## EXERCISE DIRECTIONS
Within the listing below, locate all lines containing the word "name". Copy each one.

Figure dataset records:
## START
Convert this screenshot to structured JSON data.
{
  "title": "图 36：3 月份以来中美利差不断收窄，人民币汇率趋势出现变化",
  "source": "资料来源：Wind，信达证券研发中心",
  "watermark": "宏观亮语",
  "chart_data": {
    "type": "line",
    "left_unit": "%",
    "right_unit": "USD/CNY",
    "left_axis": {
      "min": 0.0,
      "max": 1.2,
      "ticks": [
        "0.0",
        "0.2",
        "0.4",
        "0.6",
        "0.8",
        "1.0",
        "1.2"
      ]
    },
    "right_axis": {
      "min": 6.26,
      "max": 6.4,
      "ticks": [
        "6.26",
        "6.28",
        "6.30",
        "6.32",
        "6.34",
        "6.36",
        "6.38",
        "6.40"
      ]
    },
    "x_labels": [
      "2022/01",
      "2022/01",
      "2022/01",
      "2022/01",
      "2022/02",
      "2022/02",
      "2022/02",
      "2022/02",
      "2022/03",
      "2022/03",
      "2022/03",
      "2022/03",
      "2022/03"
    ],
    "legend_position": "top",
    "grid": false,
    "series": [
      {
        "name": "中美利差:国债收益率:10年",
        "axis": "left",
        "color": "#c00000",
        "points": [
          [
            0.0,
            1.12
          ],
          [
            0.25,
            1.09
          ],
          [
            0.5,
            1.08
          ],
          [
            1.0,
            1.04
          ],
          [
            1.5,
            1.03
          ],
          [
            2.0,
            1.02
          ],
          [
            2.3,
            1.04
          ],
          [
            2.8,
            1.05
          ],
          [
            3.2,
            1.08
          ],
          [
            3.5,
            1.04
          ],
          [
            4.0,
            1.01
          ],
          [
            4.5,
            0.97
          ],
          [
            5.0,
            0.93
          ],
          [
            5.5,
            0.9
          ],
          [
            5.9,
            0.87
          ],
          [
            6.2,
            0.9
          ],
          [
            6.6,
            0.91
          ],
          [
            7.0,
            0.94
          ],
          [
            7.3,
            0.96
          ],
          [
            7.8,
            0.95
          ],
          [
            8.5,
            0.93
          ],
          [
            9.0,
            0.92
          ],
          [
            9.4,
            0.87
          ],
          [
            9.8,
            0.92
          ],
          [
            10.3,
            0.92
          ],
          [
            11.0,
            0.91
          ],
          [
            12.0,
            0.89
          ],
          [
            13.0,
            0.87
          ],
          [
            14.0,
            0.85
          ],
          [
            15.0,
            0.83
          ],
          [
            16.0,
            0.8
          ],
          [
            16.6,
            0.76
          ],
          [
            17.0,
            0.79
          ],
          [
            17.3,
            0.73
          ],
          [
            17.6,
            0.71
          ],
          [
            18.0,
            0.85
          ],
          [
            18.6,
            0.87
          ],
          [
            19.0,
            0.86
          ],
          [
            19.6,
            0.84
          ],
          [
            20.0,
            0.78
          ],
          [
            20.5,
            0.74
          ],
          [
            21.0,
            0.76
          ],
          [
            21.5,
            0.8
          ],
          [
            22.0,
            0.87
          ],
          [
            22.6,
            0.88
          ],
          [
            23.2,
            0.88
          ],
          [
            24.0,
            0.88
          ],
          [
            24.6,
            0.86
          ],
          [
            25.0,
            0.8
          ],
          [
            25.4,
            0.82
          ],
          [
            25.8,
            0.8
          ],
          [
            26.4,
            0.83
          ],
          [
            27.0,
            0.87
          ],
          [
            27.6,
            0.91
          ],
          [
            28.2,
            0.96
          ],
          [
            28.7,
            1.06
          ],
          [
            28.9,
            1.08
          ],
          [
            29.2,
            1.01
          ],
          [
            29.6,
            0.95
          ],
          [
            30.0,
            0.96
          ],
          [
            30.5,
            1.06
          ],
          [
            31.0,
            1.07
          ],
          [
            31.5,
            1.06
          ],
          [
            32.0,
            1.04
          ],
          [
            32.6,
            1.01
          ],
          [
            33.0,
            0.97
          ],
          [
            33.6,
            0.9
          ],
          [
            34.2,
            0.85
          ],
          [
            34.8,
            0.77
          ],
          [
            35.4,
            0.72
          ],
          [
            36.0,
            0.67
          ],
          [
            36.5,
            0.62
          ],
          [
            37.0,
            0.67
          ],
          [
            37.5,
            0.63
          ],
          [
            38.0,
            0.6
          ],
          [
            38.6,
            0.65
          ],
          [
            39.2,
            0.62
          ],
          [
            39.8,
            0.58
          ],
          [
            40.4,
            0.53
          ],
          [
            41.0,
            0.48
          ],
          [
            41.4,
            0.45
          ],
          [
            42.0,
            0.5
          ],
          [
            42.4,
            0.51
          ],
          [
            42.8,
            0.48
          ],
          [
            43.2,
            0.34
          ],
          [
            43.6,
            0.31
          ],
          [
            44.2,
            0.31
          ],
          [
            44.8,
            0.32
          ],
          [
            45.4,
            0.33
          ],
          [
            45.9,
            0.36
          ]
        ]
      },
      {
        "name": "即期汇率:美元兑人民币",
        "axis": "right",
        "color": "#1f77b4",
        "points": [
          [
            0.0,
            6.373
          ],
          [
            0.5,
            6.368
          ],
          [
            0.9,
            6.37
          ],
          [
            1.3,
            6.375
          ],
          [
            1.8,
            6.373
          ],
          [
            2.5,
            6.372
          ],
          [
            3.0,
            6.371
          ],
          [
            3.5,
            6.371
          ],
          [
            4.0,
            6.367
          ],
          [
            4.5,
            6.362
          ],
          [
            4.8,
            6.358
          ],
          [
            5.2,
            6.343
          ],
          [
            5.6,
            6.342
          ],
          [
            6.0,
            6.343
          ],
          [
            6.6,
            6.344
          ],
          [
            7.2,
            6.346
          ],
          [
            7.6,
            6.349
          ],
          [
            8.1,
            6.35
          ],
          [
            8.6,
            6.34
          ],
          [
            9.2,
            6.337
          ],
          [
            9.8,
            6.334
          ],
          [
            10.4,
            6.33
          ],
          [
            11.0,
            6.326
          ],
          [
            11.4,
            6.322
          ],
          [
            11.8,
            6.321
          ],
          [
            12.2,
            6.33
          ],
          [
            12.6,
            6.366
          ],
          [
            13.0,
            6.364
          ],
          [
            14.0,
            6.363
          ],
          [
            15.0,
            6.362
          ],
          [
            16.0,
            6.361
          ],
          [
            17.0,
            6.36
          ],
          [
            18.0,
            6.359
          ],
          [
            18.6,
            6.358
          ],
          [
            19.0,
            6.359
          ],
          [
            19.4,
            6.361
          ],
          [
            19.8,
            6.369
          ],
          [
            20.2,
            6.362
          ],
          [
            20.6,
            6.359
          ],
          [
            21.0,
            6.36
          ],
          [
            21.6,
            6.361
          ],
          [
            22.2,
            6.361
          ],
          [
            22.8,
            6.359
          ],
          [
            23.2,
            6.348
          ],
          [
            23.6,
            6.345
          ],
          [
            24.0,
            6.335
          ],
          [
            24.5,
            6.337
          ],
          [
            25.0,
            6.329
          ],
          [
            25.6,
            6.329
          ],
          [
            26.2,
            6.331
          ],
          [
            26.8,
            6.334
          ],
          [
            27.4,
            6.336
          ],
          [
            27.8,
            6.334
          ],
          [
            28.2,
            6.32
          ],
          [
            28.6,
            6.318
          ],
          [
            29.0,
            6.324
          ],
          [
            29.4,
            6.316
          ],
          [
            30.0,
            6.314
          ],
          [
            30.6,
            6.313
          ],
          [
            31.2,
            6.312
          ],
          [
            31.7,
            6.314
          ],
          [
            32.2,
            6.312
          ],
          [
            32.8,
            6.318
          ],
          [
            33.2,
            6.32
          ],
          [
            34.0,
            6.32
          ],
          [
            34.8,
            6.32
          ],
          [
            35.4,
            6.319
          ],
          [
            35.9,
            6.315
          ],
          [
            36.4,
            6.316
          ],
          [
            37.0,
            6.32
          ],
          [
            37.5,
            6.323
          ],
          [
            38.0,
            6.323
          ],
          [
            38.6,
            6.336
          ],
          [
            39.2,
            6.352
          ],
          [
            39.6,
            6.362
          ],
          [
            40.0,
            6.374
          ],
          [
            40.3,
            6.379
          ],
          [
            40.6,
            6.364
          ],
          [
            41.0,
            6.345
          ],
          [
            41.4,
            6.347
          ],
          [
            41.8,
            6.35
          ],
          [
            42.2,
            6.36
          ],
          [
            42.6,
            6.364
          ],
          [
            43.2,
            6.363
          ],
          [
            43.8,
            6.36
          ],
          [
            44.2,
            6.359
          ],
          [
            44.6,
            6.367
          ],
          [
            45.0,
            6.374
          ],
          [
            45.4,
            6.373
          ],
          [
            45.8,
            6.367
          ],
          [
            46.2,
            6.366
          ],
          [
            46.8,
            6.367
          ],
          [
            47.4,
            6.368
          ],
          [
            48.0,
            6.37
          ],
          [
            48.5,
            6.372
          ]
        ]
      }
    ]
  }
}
## END
## EXERCISE RESULT
        "name": "中美利差:国债收益率:10年",
        "name": "即期汇率:美元兑人民币",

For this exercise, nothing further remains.